What is the number of lines holding the word "xlabel"? Write that number and nothing else.

* [Provided entries]

## Begin

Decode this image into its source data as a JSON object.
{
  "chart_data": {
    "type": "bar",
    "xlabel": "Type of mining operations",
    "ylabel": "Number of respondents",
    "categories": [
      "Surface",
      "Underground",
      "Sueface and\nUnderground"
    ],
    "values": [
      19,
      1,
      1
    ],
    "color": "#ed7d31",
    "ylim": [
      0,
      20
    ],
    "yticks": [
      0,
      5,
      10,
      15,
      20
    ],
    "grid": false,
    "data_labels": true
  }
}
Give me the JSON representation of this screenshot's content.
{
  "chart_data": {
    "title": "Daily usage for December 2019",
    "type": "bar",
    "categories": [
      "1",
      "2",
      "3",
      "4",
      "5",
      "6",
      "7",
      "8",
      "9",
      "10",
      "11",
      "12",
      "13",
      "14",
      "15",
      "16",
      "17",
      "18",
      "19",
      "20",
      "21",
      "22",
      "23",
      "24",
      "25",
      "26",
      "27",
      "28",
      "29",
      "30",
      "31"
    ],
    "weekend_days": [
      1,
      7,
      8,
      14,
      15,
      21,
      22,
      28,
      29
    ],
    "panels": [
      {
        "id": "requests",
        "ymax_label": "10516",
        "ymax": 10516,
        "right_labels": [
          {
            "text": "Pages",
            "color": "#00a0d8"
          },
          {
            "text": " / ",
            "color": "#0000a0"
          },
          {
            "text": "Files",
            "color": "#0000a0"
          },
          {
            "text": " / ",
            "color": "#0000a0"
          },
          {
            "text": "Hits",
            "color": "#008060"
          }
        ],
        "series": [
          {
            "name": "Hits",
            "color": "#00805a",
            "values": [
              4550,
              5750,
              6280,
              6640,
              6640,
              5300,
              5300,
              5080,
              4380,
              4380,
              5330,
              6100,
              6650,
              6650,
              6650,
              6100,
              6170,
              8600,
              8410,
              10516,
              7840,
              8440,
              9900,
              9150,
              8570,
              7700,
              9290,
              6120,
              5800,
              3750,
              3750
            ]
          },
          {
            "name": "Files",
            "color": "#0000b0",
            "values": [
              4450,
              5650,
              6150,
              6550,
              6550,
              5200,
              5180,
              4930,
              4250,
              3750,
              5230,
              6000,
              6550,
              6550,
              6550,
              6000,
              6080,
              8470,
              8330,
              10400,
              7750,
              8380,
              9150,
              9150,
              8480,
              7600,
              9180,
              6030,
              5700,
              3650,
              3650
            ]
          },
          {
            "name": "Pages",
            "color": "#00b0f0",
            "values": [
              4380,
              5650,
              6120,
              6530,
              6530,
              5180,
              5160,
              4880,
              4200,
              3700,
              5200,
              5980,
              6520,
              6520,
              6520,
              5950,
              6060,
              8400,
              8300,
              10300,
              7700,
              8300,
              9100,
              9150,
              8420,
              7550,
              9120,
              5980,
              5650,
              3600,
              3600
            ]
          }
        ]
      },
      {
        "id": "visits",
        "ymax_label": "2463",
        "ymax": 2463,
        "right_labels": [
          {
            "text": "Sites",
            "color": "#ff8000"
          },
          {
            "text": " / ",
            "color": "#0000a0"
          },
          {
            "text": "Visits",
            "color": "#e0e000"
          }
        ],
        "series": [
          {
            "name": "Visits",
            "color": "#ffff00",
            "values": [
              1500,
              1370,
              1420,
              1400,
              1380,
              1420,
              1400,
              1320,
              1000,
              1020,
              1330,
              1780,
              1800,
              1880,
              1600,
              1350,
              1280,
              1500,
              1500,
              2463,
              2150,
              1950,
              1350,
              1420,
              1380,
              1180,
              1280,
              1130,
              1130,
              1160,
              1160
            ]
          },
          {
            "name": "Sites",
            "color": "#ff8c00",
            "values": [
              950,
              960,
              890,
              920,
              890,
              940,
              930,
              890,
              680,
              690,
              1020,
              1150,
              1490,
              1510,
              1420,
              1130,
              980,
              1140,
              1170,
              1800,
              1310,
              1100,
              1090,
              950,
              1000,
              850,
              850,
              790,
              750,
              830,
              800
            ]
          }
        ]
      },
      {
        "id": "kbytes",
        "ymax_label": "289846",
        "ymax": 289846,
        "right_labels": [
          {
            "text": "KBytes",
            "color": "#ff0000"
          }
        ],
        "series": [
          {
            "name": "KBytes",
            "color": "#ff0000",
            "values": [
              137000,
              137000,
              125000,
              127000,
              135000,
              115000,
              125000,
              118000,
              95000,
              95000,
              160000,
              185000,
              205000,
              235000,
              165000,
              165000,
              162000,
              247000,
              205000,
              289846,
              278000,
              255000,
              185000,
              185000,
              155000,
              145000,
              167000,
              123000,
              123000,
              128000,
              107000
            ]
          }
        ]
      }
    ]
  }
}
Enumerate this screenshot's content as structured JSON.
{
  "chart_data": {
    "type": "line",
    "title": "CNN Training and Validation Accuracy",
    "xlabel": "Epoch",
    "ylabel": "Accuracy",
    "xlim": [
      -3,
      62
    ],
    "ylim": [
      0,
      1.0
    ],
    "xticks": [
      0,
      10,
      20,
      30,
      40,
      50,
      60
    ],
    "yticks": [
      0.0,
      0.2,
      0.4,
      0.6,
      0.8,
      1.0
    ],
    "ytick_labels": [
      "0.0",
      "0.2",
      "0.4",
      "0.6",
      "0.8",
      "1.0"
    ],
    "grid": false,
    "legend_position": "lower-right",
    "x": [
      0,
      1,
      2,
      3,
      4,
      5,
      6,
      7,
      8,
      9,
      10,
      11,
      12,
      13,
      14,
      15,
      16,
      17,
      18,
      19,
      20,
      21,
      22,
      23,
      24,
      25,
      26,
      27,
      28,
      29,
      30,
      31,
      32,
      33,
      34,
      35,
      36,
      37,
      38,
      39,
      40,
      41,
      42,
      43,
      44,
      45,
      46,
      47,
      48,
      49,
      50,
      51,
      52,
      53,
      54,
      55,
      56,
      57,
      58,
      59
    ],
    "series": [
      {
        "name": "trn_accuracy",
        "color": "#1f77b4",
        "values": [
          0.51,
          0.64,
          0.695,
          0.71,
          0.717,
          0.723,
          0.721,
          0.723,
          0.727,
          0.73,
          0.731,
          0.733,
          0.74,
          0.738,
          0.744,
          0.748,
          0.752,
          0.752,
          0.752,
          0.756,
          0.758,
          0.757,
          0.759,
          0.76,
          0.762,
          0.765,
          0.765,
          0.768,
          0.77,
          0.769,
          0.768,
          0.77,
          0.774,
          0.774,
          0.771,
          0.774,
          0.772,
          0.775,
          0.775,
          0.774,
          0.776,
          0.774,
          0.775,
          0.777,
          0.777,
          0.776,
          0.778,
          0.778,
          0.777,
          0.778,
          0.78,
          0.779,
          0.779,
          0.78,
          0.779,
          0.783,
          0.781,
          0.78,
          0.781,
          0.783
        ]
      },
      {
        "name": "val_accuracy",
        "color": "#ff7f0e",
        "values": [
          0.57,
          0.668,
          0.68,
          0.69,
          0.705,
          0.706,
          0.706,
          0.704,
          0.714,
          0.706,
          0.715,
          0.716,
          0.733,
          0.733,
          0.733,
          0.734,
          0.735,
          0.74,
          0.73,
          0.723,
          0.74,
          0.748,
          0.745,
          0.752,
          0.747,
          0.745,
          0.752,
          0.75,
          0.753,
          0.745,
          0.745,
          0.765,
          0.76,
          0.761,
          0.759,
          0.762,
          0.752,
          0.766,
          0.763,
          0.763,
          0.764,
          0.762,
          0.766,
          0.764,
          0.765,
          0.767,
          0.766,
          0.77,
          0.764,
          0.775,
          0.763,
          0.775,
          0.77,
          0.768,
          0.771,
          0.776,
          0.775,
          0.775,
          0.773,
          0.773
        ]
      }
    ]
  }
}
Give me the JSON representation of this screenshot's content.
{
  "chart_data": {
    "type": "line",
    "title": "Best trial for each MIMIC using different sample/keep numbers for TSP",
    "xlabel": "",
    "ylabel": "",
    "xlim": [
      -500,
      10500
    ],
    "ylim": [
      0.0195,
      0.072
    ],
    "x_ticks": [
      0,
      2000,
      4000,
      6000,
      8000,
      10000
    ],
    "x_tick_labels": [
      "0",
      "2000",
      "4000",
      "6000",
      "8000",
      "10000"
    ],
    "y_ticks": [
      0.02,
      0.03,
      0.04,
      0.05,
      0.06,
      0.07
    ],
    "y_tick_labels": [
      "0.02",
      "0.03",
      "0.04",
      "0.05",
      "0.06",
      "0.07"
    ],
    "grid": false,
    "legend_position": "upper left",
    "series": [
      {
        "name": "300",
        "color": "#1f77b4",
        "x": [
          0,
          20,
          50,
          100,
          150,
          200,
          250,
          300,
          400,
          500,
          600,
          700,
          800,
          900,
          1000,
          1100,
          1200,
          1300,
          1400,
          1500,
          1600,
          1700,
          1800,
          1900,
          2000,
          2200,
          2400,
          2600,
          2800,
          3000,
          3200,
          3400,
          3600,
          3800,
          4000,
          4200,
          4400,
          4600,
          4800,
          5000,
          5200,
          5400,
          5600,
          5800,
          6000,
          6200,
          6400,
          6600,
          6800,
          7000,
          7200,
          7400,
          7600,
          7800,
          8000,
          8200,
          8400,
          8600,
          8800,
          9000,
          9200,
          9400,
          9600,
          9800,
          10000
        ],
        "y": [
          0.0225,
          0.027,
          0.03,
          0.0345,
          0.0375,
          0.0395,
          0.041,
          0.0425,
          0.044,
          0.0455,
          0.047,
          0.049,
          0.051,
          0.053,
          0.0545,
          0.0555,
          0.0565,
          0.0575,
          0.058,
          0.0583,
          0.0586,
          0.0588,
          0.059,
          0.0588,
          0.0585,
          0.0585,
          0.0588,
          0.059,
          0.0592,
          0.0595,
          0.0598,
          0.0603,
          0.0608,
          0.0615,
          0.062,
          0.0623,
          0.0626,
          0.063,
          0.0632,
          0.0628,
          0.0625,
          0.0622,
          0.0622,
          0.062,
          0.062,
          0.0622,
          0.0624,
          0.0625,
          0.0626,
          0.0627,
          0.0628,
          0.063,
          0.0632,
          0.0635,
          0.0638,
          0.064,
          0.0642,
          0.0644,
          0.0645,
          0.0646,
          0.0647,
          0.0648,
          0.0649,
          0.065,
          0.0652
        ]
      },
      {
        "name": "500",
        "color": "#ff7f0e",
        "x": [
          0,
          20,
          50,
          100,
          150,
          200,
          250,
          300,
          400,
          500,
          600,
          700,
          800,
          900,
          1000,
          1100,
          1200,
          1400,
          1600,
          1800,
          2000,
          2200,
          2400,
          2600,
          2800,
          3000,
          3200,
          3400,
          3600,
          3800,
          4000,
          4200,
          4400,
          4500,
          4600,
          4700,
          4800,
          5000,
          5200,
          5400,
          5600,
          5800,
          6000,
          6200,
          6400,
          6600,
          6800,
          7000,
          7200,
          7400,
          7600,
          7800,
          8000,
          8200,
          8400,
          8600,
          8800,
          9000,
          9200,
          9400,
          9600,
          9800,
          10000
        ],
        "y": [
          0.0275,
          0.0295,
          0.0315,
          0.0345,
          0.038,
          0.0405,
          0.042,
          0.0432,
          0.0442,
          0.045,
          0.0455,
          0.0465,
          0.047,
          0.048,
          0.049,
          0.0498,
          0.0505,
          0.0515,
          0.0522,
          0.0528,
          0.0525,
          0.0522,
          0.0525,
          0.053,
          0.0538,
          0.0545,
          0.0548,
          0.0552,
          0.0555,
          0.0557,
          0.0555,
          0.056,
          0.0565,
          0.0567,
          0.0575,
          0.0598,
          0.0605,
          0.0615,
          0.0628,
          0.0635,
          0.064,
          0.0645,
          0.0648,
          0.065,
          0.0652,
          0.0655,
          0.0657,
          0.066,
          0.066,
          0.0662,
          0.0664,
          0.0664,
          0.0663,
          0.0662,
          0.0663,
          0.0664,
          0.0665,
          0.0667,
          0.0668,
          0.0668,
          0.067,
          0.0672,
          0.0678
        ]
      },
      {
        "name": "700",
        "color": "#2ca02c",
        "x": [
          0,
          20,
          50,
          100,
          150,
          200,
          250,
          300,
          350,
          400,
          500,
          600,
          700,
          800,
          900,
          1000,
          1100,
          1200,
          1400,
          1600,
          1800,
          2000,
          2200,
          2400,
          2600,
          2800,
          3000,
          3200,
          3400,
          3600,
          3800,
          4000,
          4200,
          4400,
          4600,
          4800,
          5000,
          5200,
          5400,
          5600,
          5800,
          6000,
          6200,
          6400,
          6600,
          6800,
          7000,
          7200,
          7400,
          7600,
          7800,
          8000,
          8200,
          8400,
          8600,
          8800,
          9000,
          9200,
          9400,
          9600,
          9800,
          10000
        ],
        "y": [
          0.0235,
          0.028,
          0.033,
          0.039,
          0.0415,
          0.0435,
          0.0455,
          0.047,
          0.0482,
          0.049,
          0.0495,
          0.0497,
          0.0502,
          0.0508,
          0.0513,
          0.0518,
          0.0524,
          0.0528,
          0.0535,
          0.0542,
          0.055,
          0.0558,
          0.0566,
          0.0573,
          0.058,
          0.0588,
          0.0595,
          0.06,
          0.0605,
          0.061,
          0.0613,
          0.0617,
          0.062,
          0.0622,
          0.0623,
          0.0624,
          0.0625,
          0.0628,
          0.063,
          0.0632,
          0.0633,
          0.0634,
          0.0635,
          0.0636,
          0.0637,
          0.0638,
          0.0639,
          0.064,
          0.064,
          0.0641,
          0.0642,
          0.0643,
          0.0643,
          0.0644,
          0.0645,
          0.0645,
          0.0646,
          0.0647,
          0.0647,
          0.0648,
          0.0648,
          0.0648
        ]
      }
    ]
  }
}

## End

* [Solution for this exercise] 3